Directions:
Copy out each line that includes the word "Temp".

══ Provided data

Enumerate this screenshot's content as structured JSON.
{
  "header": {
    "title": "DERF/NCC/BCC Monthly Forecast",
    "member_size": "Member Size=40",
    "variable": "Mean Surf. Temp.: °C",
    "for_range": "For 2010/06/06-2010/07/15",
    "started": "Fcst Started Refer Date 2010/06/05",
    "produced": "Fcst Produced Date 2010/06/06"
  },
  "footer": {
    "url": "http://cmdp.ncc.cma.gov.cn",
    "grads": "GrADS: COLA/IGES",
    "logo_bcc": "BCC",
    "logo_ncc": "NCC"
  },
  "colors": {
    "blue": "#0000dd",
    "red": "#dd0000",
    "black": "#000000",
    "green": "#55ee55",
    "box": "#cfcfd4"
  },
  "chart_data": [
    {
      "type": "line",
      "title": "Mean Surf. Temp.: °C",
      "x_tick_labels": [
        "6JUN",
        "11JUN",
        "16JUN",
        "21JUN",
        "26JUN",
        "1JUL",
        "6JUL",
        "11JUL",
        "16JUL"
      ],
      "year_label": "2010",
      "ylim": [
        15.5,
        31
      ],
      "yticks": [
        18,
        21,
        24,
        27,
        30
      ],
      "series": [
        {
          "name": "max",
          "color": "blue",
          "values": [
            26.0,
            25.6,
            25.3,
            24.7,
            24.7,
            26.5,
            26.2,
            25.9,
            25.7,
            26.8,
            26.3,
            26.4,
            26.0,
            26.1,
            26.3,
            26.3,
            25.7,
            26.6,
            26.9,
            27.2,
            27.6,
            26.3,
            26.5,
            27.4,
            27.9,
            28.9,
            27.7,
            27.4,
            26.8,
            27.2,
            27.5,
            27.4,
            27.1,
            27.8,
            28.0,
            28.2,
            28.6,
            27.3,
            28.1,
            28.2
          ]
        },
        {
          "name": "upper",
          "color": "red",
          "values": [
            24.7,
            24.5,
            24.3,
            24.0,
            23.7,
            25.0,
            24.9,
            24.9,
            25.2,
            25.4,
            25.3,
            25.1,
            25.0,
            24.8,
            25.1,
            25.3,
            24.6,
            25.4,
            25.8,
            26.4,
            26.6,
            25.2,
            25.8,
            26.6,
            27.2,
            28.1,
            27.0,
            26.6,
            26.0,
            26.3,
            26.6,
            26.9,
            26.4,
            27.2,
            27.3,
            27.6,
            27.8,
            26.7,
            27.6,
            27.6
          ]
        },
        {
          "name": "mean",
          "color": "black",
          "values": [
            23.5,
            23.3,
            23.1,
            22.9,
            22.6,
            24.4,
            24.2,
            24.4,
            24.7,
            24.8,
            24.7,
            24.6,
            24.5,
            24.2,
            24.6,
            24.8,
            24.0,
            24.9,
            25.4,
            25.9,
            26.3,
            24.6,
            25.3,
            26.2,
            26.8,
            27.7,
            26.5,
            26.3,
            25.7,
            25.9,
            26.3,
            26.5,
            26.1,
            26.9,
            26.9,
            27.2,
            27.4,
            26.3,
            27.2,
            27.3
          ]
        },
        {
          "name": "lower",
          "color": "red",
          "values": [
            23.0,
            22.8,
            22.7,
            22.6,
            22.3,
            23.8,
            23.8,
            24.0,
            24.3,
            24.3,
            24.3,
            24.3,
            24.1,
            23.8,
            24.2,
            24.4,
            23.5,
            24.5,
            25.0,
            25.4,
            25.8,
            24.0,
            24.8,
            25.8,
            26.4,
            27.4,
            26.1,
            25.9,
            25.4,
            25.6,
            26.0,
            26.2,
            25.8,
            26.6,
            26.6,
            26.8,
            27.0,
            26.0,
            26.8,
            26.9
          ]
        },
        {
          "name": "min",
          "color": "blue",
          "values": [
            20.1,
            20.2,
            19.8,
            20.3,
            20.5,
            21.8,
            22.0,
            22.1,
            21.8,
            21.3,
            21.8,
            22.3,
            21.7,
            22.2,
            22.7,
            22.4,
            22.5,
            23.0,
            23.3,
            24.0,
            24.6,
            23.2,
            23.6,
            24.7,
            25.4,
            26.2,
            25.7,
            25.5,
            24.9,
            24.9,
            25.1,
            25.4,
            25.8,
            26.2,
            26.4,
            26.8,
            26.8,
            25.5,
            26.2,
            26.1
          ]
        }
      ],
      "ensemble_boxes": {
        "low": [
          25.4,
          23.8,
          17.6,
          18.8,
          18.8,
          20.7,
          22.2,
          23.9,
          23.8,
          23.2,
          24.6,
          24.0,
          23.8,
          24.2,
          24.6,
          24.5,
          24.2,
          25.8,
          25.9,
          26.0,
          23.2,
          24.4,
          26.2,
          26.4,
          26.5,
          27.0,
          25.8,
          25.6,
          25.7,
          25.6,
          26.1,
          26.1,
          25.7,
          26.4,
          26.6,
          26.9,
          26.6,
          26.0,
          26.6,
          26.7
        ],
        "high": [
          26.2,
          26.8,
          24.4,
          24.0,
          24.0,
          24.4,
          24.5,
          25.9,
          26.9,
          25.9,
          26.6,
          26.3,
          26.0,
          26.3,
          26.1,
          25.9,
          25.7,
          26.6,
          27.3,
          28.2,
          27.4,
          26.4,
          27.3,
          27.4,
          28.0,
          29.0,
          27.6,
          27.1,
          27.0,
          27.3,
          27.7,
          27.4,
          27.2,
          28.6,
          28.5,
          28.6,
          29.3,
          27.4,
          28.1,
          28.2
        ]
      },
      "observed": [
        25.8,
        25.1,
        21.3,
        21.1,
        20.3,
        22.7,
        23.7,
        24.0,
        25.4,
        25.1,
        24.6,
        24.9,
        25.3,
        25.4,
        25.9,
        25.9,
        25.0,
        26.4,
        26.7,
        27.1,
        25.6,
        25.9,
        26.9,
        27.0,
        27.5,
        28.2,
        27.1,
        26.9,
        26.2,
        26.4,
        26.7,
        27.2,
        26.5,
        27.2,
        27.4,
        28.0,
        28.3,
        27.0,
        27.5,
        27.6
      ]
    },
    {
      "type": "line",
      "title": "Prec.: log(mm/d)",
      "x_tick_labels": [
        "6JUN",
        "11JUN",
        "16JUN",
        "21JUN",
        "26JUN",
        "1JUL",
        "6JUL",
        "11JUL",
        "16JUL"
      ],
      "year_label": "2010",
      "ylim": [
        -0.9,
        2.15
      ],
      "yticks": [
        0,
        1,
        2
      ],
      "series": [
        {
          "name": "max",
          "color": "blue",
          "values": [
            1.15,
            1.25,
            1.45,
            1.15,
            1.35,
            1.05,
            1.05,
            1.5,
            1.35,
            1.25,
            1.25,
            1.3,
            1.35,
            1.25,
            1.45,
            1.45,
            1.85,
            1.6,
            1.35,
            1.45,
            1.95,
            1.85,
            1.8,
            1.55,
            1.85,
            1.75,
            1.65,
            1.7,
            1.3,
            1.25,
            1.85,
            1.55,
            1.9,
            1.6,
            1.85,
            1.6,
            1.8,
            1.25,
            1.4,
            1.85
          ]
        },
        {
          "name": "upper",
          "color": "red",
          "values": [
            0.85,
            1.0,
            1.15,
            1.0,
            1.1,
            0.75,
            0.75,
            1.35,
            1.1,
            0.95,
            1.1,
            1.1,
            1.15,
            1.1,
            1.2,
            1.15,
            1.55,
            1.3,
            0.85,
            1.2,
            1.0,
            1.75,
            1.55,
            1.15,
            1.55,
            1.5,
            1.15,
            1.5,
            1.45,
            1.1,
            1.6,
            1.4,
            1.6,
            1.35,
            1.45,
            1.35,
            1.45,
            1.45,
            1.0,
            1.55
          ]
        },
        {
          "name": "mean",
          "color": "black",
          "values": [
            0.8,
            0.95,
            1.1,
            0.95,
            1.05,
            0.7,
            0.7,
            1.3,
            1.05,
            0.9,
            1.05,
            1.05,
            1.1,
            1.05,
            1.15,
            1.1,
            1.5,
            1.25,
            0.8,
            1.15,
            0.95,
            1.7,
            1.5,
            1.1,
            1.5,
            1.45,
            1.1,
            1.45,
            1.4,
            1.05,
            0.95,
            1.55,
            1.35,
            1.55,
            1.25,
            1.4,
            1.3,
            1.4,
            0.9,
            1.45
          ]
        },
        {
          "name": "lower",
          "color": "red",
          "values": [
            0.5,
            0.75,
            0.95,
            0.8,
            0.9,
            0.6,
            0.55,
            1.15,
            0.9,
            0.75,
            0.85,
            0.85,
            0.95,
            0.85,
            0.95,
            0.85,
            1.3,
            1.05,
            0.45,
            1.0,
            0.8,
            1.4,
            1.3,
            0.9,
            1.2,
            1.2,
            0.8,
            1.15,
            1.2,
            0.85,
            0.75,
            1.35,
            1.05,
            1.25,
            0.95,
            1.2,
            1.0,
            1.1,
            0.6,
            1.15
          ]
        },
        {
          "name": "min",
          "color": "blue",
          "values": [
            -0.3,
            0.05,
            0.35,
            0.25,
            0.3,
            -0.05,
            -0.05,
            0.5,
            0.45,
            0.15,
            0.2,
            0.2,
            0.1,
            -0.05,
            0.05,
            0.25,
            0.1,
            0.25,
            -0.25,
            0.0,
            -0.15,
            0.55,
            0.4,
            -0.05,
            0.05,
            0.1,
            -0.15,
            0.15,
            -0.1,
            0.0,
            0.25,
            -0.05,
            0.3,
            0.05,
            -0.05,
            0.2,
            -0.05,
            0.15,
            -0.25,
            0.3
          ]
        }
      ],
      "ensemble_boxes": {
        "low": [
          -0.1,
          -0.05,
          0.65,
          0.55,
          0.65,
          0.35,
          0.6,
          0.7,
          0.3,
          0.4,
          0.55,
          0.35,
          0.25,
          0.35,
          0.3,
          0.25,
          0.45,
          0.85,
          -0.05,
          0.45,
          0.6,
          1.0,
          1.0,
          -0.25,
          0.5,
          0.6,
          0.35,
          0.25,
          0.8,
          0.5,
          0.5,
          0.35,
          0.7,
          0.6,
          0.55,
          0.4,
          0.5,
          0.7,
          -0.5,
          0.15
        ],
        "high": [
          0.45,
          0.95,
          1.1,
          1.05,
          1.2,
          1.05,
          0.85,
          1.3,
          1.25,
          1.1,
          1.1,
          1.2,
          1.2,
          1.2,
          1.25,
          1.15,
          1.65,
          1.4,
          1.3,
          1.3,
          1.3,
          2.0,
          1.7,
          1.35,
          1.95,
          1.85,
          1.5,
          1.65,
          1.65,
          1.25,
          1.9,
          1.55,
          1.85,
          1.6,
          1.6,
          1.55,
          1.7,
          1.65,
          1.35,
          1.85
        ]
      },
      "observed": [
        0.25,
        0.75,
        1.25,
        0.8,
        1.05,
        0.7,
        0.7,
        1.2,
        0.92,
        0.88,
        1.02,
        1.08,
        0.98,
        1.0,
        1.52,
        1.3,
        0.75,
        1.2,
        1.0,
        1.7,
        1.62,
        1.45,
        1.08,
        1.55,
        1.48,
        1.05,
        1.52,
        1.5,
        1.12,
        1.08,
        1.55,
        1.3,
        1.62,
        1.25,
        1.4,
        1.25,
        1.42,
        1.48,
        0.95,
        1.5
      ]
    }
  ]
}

════

Exercise response:
    "variable": "Mean Surf. Temp.: °C",
      "title": "Mean Surf. Temp.: °C",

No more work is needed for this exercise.